Work instructions: Extract all data as written.

──────── Data extract ────────

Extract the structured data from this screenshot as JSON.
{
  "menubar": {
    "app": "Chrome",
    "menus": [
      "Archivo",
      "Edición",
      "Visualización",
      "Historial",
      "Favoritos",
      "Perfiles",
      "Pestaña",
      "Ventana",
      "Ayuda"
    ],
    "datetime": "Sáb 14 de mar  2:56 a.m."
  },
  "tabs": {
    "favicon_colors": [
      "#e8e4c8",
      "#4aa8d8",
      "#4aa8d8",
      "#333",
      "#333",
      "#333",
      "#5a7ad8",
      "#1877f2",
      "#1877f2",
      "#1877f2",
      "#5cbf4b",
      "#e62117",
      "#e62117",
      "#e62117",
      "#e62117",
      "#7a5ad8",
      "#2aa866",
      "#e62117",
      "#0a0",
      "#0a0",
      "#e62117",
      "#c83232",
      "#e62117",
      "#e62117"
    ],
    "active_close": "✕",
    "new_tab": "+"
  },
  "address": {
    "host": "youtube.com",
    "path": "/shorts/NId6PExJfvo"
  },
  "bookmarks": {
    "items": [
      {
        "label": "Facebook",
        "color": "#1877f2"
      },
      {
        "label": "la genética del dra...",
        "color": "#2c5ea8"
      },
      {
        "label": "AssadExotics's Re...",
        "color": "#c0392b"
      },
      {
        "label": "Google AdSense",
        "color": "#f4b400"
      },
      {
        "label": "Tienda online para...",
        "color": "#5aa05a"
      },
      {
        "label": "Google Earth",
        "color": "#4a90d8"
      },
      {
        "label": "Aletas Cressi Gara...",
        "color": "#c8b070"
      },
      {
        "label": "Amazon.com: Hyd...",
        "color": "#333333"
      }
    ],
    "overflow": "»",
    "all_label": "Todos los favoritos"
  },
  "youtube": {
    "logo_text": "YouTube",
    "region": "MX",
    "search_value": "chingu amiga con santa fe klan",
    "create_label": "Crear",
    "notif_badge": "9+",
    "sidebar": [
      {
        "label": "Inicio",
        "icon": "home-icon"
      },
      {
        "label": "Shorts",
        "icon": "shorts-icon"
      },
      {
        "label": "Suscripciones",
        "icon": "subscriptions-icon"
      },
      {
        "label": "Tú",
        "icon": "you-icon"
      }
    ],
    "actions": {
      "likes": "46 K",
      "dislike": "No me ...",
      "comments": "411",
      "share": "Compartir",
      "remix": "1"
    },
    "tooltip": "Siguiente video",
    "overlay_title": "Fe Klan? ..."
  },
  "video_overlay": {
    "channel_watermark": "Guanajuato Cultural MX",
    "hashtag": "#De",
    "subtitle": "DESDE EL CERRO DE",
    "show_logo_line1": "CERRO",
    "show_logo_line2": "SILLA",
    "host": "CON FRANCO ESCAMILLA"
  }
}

────────

The response:
Extract the structured data from this screenshot as JSON.
{
  "menubar": {
    "app": "Chrome",
    "menus": [
      "Archivo",
      "Edición",
      "Visualización",
      "Historial",
      "Favoritos",
      "Perfiles",
      "Pestaña",
      "Ventana",
      "Ayuda"
    ],
    "datetime": "Sáb 14 de mar  2:56 a.m."
  },
  "tabs": {
    "favicon_colors": [
      "#e8e4c8",
      "#4aa8d8",
      "#4aa8d8",
      "#333",
      "#333",
      "#333",
      "#5a7ad8",
      "#1877f2",
      "#1877f2",
      "#1877f2",
      "#5cbf4b",
      "#e62117",
      "#e62117",
      "#e62117",
      "#e62117",
      "#7a5ad8",
      "#2aa866",
      "#e62117",
      "#0a0",
      "#0a0",
      "#e62117",
      "#c83232",
      "#e62117",
      "#e62117"
    ],
    "active_close": "✕",
    "new_tab": "+"
  },
  "address": {
    "host": "youtube.com",
    "path": "/shorts/NId6PExJfvo"
  },
  "bookmarks": {
    "items": [
      {
        "label": "Facebook",
        "color": "#1877f2"
      },
      {
        "label": "la genética del dra...",
        "color": "#2c5ea8"
      },
      {
        "label": "AssadExotics's Re...",
        "color": "#c0392b"
      },
      {
        "label": "Google AdSense",
        "color": "#f4b400"
      },
      {
        "label": "Tienda online para...",
        "color": "#5aa05a"
      },
      {
        "label": "Google Earth",
        "color": "#4a90d8"
      },
      {
        "label": "Aletas Cressi Gara...",
        "color": "#c8b070"
      },
      {
        "label": "Amazon.com: Hyd...",
        "color": "#333333"
      }
    ],
    "overflow": "»",
    "all_label": "Todos los favoritos"
  },
  "youtube": {
    "logo_text": "YouTube",
    "region": "MX",
    "search_value": "chingu amiga con santa fe klan",
    "create_label": "Crear",
    "notif_badge": "9+",
    "sidebar": [
      {
        "label": "Inicio",
        "icon": "home-icon"
      },
      {
        "label": "Shorts",
        "icon": "shorts-icon"
      },
      {
        "label": "Suscripciones",
        "icon": "subscriptions-icon"
      },
      {
        "label": "Tú",
        "icon": "you-icon"
      }
    ],
    "actions": {
      "likes": "46 K",
      "dislike": "No me ...",
      "comments": "411",
      "share": "Compartir",
      "remix": "1"
    },
    "tooltip": "Siguiente video",
    "overlay_title": "Fe Klan? ..."
  },
  "video_overlay": {
    "channel_watermark": "Guanajuato Cultural MX",
    "hashtag": "#De",
    "subtitle": "DESDE EL CERRO DE",
    "show_logo_line1": "CERRO",
    "show_logo_line2": "SILLA",
    "host": "CON FRANCO ESCAMILLA"
  }
}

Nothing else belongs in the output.